> REQUESTS:
A) In the article on Likud losing its lead in the Knesset, how many seats did Avigdor Liberman take with him when he broke off the Likud-Beitenu alliance?
B) From the article on Likud losing its lead in the Knesset, reproduce the passage between "Likud is no" and "elections being called.", inclusive.
[Start TEXT BLOCK]
Likud is no longer the largest party in the Knesset

Netanyahu now has the same number of seats as his main coalition partner, Yair Lapid. This leaves him at the mercy of his arch-rival, President Reuven Rivlin, if the coalition would need to be reshuffled without new elections being called. 

Up until mid last month, Netanyahu’s coalition enjoyed a reasonably obvious hierarchy. The Likud-Beitenu list led with 31 seats; Yair Lapid’s Yesh Atid followed with 19; Naftali Bennett’s Jewish Home barely caught up with 12; and Tzipi Livni’s Hatnua closed the list with 6.

This classical enough arrangement suffered its first blow in mid- July, when Avigdor Liberman unilaterally broke off the Likud-Beitenu alliance, taking his party’s 11 seats and leaving Netanyahu with 20. But since last Wednesday even this flimsy pyramid unraveled, sliding instead into a gridlock alliance between several identically sized parties: Likud now has 19 seats, as does Yesh Atid; and Yisrael Beitenu has 12 seats, just like Jewish Home. Tzipi Livni still has 6.
[End TEXT BLOCK]
[Start DATA SUPPLIED]
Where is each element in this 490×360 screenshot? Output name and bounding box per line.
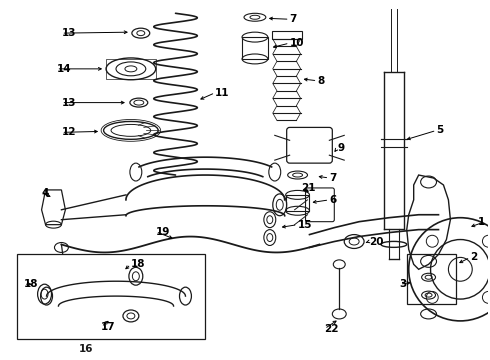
Text: 1: 1 — [478, 217, 485, 227]
Text: 14: 14 — [56, 64, 71, 74]
Bar — [407, 255, 456, 304]
Text: 13: 13 — [61, 28, 76, 38]
Text: 8: 8 — [318, 76, 325, 86]
Bar — [286, 195, 310, 211]
Text: 18: 18 — [24, 279, 38, 289]
Text: 22: 22 — [324, 324, 339, 334]
Text: 2: 2 — [470, 252, 477, 262]
Text: 11: 11 — [215, 88, 230, 98]
Text: 21: 21 — [301, 183, 316, 193]
Text: 5: 5 — [437, 125, 444, 135]
Text: 3: 3 — [400, 279, 407, 289]
Bar — [106, 59, 156, 79]
Bar — [242, 37, 268, 59]
Text: 10: 10 — [290, 38, 304, 48]
Bar — [17, 255, 205, 339]
Bar — [272, 31, 301, 39]
Text: 12: 12 — [61, 127, 76, 138]
Text: 17: 17 — [101, 322, 116, 332]
Text: 20: 20 — [369, 237, 384, 247]
Text: 13: 13 — [61, 98, 76, 108]
Text: 9: 9 — [337, 143, 344, 153]
Text: 6: 6 — [329, 195, 337, 205]
Text: 16: 16 — [79, 344, 94, 354]
Text: 18: 18 — [131, 259, 146, 269]
Text: 7: 7 — [329, 173, 337, 183]
Text: 4: 4 — [42, 188, 49, 198]
Text: 7: 7 — [290, 14, 297, 24]
Text: 15: 15 — [297, 220, 312, 230]
Text: 19: 19 — [156, 226, 170, 237]
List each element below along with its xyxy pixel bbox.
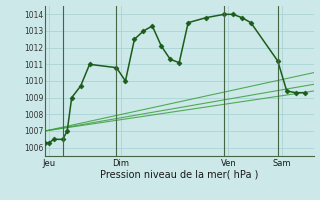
X-axis label: Pression niveau de la mer( hPa ): Pression niveau de la mer( hPa ) xyxy=(100,169,258,179)
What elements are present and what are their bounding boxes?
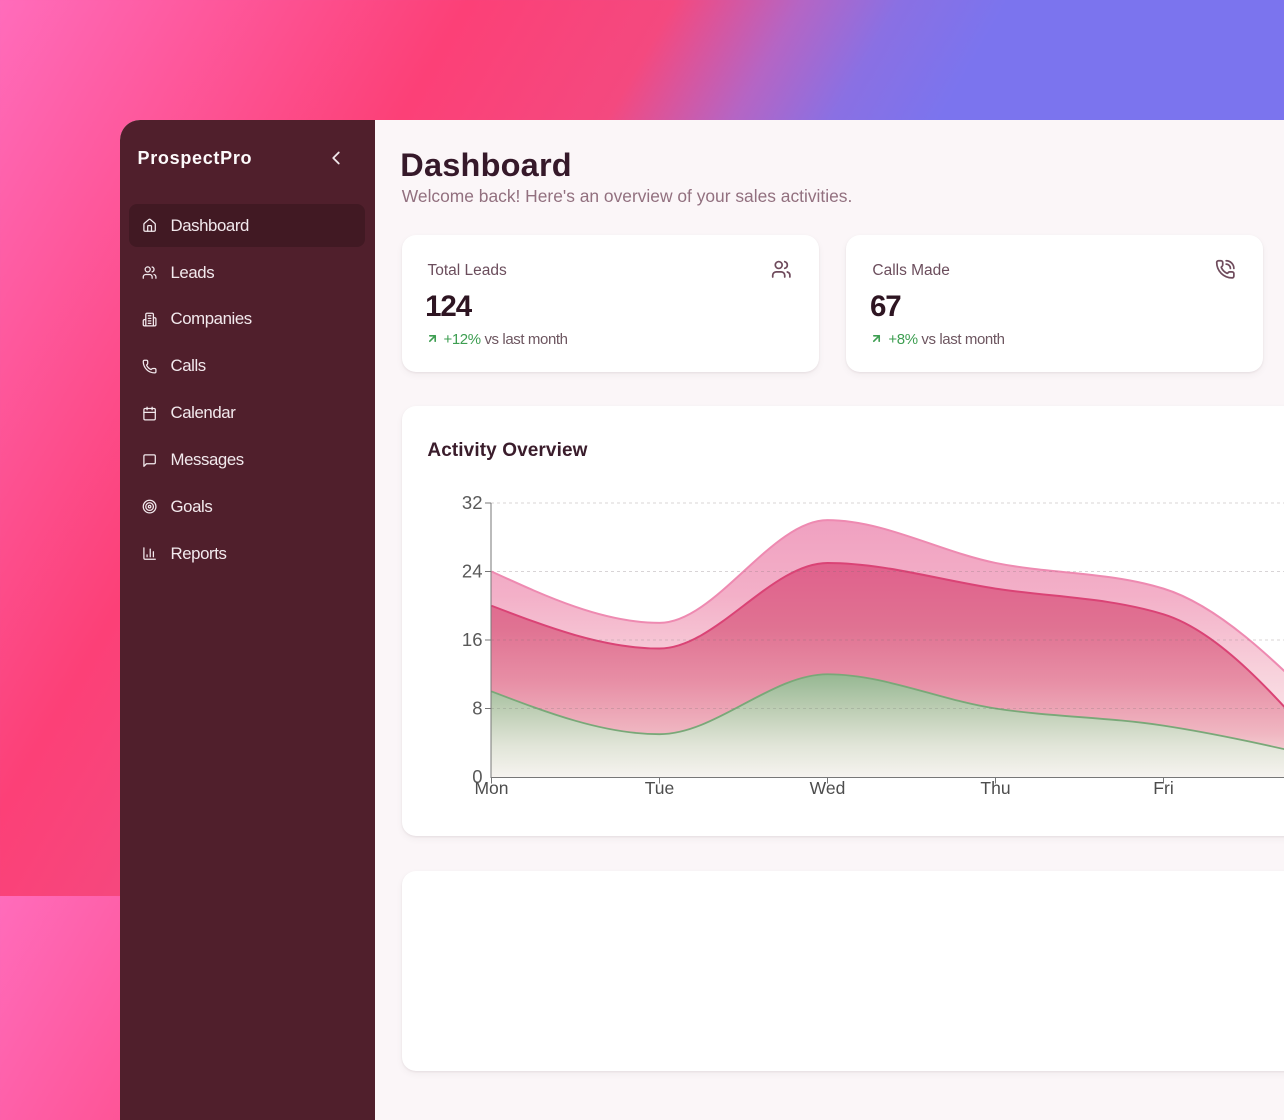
svg-text:0: 0 (472, 766, 482, 787)
svg-text:8: 8 (472, 698, 482, 719)
svg-text:24: 24 (461, 561, 482, 582)
svg-text:16: 16 (461, 629, 482, 650)
svg-text:Thu: Thu (980, 778, 1010, 798)
svg-text:Fri: Fri (1153, 778, 1173, 798)
svg-text:Tue: Tue (644, 778, 674, 798)
svg-text:32: 32 (461, 492, 482, 513)
svg-text:Wed: Wed (809, 778, 845, 798)
svg-text:Mon: Mon (474, 778, 508, 798)
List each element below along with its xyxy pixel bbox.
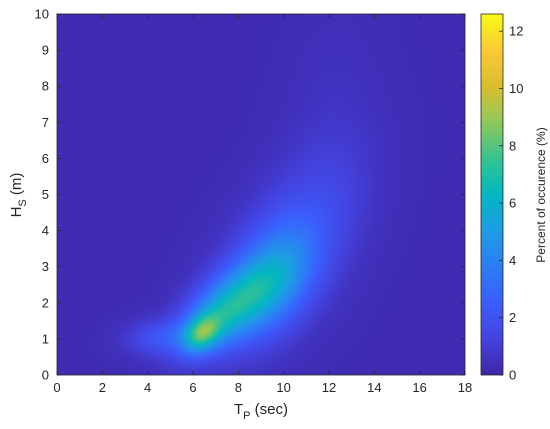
colorbar-tick-label: 6 xyxy=(509,196,516,211)
x-tick-label: 14 xyxy=(367,380,381,395)
colorbar-tick-label: 0 xyxy=(509,368,516,383)
x-tick-label: 12 xyxy=(322,380,336,395)
colorbar-title: Percent of occurence (%) xyxy=(534,127,548,262)
y-tick-label: 4 xyxy=(42,223,49,238)
colorbar: 0 2 4 6 8 10 12 Percent of occurence (%) xyxy=(480,13,548,383)
y-tick-label: 2 xyxy=(42,295,49,310)
x-tick-label: 8 xyxy=(235,380,242,395)
y-tick-label: 0 xyxy=(42,368,49,383)
colorbar-tick-label: 2 xyxy=(509,310,516,325)
y-tick-label: 5 xyxy=(42,187,49,202)
y-tick-label: 3 xyxy=(42,259,49,274)
colorbar-tick-label: 8 xyxy=(509,138,516,153)
x-axis-title: TP (sec) xyxy=(234,401,288,422)
y-tick-label: 8 xyxy=(42,79,49,94)
y-tick-label: 10 xyxy=(35,7,49,22)
colorbar-gradient xyxy=(480,13,504,376)
colorbar-tick-label: 10 xyxy=(509,81,523,96)
y-tick-label: 9 xyxy=(42,43,49,58)
x-tick-label: 4 xyxy=(144,380,151,395)
y-tick-label: 7 xyxy=(42,115,49,130)
y-tick-label: 6 xyxy=(42,151,49,166)
x-tick-label: 18 xyxy=(458,380,472,395)
colorbar-ticks: 0 2 4 6 8 10 12 xyxy=(499,24,523,383)
x-tick-label: 10 xyxy=(276,380,290,395)
x-tick-label: 2 xyxy=(99,380,106,395)
colorbar-tick-label: 4 xyxy=(509,253,516,268)
x-tick-label: 6 xyxy=(189,380,196,395)
x-tick-label: 16 xyxy=(412,380,426,395)
y-axis-title: HS (m) xyxy=(8,173,29,218)
x-axis-ticks: 0 2 4 6 8 10 12 14 16 18 xyxy=(53,14,472,395)
x-tick-label: 0 xyxy=(53,380,60,395)
colorbar-tick-label: 12 xyxy=(509,24,523,39)
y-tick-label: 1 xyxy=(42,331,49,346)
y-axis-ticks: 0 1 2 3 4 5 6 7 8 9 10 xyxy=(35,7,465,383)
heatmap-surface xyxy=(57,14,465,375)
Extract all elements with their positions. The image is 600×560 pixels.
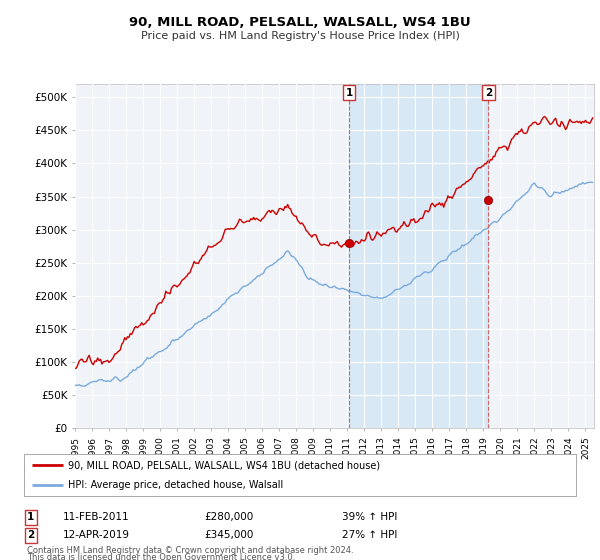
[End DATA SUPPLIED]
> WRITTEN ANSWERS:
A) 11 seats.

B)
Likud is no longer the largest party in the Knesset

Netanyahu now has the same number of seats as his main coalition partner, Yair Lapid. This leaves him at the mercy of his arch-rival, President Reuven Rivlin, if the coalition would need to be reshuffled without new elections being called.